START

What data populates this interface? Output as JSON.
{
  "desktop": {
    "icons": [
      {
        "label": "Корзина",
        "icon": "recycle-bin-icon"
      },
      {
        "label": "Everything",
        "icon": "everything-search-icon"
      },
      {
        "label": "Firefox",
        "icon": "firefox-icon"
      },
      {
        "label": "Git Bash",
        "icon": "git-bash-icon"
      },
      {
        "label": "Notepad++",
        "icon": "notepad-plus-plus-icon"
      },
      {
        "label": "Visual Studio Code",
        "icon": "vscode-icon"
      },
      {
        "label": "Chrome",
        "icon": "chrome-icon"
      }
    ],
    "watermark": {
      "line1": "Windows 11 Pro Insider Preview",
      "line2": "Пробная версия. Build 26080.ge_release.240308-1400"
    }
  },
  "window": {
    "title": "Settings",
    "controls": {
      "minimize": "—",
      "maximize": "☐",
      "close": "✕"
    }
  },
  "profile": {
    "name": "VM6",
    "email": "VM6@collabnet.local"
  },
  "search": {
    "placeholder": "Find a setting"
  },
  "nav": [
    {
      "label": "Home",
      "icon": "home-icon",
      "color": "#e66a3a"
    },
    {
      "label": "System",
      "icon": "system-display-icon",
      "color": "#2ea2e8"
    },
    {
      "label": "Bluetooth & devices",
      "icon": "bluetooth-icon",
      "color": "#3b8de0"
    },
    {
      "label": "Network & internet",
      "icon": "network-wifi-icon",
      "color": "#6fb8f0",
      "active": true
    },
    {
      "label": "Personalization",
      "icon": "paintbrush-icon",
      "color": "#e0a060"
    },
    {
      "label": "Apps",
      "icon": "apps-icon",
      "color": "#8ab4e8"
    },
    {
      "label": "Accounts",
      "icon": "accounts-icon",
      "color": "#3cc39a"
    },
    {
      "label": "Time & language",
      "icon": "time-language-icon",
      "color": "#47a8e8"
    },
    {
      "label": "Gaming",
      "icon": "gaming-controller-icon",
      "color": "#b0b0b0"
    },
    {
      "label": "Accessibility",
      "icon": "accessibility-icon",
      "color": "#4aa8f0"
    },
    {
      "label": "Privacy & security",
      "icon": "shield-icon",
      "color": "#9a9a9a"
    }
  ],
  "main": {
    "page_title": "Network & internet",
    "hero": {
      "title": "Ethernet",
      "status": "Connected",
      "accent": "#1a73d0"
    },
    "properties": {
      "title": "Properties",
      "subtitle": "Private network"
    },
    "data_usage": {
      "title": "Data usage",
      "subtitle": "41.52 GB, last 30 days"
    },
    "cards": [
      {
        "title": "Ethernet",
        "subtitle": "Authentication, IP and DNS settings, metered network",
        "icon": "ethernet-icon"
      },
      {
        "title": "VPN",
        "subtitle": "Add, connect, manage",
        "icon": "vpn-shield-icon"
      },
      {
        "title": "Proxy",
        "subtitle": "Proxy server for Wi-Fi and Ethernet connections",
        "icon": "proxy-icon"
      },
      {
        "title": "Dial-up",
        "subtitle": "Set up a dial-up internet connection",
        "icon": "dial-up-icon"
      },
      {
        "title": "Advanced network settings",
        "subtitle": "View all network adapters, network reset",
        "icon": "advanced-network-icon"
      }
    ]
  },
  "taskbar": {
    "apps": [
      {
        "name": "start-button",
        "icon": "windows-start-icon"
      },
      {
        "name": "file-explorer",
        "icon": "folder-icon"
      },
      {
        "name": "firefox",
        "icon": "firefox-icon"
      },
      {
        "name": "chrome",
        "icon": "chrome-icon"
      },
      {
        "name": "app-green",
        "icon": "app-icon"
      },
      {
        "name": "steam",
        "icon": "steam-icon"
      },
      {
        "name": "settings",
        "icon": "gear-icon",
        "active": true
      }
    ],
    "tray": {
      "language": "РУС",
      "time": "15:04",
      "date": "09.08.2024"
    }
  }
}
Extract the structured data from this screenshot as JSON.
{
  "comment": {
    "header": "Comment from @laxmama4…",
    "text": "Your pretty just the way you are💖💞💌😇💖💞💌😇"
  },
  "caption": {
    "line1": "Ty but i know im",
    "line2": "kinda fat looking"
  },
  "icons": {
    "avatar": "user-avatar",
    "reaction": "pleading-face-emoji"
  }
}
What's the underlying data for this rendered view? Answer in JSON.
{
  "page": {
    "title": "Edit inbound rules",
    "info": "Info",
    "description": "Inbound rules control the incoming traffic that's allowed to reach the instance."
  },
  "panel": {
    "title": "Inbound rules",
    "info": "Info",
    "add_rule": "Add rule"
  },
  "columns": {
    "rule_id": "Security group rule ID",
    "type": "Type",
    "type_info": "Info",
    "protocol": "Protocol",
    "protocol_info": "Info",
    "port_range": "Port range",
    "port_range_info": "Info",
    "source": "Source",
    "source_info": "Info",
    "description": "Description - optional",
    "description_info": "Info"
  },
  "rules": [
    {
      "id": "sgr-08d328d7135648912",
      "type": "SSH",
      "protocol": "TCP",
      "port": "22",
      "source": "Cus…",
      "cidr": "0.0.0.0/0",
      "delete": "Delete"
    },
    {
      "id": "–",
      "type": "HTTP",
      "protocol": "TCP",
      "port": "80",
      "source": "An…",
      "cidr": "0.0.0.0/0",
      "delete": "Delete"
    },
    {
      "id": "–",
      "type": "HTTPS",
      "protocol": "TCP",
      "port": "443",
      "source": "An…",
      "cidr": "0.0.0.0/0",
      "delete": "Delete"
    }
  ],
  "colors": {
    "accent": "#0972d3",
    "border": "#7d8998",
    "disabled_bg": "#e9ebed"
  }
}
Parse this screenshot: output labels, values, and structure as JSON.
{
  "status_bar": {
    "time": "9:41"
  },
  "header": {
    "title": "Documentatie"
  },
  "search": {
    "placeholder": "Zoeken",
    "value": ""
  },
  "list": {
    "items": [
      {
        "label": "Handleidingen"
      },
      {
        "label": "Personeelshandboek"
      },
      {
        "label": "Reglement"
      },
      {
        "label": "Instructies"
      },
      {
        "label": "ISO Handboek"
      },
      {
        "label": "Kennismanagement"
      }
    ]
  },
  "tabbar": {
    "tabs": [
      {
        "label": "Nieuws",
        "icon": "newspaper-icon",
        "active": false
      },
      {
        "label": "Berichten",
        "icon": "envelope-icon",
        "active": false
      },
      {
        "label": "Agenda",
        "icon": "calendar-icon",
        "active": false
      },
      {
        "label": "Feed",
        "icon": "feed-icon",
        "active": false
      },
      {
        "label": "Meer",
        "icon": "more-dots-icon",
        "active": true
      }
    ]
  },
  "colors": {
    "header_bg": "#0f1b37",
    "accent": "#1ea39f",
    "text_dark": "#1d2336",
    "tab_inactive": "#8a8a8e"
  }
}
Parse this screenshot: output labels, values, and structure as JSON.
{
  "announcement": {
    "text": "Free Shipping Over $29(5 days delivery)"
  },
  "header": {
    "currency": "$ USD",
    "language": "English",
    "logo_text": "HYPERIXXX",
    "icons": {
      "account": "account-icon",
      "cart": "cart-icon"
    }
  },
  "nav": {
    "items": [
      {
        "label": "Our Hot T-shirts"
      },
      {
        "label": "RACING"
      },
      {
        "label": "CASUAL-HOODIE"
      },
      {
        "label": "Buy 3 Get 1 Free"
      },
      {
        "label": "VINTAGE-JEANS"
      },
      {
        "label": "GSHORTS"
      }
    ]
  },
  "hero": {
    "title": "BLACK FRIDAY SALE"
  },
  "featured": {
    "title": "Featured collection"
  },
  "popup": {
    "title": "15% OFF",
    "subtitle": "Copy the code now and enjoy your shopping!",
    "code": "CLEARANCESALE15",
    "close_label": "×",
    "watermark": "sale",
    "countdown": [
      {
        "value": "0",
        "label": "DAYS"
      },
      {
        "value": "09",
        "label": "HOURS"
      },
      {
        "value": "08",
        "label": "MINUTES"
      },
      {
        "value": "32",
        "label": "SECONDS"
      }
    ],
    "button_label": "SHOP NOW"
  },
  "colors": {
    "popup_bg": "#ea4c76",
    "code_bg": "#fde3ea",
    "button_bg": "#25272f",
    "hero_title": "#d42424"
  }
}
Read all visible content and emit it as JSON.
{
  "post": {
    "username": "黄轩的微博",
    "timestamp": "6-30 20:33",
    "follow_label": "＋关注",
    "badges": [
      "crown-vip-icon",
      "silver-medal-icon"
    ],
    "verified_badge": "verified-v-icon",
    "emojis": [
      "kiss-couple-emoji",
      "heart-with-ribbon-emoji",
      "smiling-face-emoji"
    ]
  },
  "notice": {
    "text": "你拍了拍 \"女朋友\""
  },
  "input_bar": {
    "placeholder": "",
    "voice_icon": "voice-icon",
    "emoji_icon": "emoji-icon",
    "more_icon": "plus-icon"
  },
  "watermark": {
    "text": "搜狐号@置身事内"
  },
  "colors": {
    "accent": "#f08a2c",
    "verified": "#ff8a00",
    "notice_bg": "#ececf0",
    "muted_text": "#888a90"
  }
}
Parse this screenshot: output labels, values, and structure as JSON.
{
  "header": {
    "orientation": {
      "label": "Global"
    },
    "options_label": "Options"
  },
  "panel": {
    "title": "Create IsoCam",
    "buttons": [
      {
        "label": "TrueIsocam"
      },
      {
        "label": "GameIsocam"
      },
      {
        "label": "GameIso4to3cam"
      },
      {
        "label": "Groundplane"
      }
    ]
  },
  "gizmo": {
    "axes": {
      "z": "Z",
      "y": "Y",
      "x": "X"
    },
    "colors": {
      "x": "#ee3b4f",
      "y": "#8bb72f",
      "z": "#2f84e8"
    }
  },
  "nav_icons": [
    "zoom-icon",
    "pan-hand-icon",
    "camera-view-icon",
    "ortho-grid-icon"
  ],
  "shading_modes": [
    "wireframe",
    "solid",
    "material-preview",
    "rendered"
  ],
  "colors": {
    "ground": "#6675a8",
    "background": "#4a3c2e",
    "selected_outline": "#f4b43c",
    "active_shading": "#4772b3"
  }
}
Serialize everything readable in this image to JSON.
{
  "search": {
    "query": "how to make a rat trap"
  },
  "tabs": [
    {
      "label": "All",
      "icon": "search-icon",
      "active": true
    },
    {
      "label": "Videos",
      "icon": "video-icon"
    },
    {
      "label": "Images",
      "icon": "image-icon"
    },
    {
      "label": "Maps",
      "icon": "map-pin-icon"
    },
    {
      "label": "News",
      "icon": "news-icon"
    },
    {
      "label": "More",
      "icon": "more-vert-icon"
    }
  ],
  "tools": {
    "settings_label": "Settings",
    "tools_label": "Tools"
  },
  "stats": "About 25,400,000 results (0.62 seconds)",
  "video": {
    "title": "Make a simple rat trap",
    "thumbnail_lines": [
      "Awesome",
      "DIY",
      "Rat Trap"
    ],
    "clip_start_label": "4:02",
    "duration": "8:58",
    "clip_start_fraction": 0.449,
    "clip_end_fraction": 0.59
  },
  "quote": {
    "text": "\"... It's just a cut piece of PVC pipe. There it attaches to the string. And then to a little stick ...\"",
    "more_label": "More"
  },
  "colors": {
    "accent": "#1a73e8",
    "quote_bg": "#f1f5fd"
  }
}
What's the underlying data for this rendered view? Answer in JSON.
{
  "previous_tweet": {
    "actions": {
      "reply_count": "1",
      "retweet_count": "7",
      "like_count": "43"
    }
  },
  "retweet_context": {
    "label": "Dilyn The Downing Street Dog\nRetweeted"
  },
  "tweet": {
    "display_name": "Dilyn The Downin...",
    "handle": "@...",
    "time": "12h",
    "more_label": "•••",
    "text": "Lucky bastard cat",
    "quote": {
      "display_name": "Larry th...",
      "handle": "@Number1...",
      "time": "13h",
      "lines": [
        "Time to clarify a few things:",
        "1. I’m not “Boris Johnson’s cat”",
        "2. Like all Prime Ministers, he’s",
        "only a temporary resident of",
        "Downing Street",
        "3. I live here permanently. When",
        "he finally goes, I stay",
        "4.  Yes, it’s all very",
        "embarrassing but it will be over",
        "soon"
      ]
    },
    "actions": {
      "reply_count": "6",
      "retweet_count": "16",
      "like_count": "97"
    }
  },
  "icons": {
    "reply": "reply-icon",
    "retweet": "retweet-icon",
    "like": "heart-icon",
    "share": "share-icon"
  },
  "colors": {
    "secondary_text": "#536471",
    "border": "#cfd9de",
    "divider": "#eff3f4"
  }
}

END

EXERCISE REQUIREMENTS ::
Scan the material for lines with the word "from", and copy each line you find.

PROBLEM SOLUTION ::
Extract the structured data from this screenshot as JSON.
    "header": "Comment from @laxmama4…",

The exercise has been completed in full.